YOUR INSTRUCTIONS
Reproduce the lines below from the one that contains "Read out every word on this page." through the end, inclusive, and add nothing.
..........
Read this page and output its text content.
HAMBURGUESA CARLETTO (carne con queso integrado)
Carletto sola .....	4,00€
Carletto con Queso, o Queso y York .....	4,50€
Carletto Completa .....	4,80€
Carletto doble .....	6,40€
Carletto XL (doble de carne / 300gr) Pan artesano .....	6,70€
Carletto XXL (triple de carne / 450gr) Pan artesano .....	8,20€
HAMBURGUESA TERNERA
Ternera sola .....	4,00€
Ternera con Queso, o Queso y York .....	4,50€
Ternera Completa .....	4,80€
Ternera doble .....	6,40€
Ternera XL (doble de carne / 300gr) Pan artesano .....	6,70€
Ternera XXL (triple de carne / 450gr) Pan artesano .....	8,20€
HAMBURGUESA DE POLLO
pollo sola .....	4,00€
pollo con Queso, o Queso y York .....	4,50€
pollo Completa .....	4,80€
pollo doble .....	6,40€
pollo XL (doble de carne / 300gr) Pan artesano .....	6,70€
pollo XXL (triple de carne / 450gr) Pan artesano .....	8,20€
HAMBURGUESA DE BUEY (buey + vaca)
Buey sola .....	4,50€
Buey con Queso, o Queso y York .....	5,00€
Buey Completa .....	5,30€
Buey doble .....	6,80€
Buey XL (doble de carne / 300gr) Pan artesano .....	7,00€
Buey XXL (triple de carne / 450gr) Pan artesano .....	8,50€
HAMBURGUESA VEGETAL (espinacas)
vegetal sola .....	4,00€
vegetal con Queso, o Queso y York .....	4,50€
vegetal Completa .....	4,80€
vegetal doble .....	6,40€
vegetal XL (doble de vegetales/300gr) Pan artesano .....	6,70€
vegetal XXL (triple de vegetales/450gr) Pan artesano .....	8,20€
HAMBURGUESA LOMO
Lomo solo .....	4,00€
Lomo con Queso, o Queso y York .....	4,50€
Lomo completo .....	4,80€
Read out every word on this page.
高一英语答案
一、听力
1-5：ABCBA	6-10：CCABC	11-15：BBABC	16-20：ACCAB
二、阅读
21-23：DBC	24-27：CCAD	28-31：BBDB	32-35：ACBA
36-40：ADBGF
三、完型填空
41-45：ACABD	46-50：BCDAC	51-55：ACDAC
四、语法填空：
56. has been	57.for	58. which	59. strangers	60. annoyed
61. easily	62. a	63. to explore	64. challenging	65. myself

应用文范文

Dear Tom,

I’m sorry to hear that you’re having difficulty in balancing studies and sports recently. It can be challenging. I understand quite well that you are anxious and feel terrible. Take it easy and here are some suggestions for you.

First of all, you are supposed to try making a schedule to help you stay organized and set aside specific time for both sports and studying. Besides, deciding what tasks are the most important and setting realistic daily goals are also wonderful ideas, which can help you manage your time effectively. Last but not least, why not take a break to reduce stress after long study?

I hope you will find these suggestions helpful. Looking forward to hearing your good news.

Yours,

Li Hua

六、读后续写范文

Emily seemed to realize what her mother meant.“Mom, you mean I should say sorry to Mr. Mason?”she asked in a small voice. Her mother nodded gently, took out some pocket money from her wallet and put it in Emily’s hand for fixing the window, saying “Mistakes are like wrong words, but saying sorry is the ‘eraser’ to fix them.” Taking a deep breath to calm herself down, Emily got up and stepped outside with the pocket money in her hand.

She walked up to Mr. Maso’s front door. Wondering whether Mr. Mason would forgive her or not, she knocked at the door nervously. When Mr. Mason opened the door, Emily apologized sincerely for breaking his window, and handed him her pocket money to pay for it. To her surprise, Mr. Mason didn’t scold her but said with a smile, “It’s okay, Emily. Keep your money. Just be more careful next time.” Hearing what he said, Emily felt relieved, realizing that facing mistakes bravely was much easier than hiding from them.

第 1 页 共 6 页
..........
EXERCISE SOLUTION
Read out every word on this page.
高一英语答案
一、听力
1-5：ABCBA	6-10：CCABC	11-15：BBABC	16-20：ACCAB
二、阅读
21-23：DBC	24-27：CCAD	28-31：BBDB	32-35：ACBA
36-40：ADBGF
三、完型填空
41-45：ACABD	46-50：BCDAC	51-55：ACDAC
四、语法填空：
56. has been	57.for	58. which	59. strangers	60. annoyed
61. easily	62. a	63. to explore	64. challenging	65. myself

应用文范文

Dear Tom,

I’m sorry to hear that you’re having difficulty in balancing studies and sports recently. It can be challenging. I understand quite well that you are anxious and feel terrible. Take it easy and here are some suggestions for you.

First of all, you are supposed to try making a schedule to help you stay organized and set aside specific time for both sports and studying. Besides, deciding what tasks are the most important and setting realistic daily goals are also wonderful ideas, which can help you manage your time effectively. Last but not least, why not take a break to reduce stress after long study?

I hope you will find these suggestions helpful. Looking forward to hearing your good news.

Yours,

Li Hua

六、读后续写范文

Emily seemed to realize what her mother meant.“Mom, you mean I should say sorry to Mr. Mason?”she asked in a small voice. Her mother nodded gently, took out some pocket money from her wallet and put it in Emily’s hand for fixing the window, saying “Mistakes are like wrong words, but saying sorry is the ‘eraser’ to fix them.” Taking a deep breath to calm herself down, Emily got up and stepped outside with the pocket money in her hand.

She walked up to Mr. Maso’s front door. Wondering whether Mr. Mason would forgive her or not, she knocked at the door nervously. When Mr. Mason opened the door, Emily apologized sincerely for breaking his window, and handed him her pocket money to pay for it. To her surprise, Mr. Mason didn’t scold her but said with a smile, “It’s okay, Emily. Keep your money. Just be more careful next time.” Hearing what he said, Emily felt relieved, realizing that facing mistakes bravely was much easier than hiding from them.

第 1 页 共 6 页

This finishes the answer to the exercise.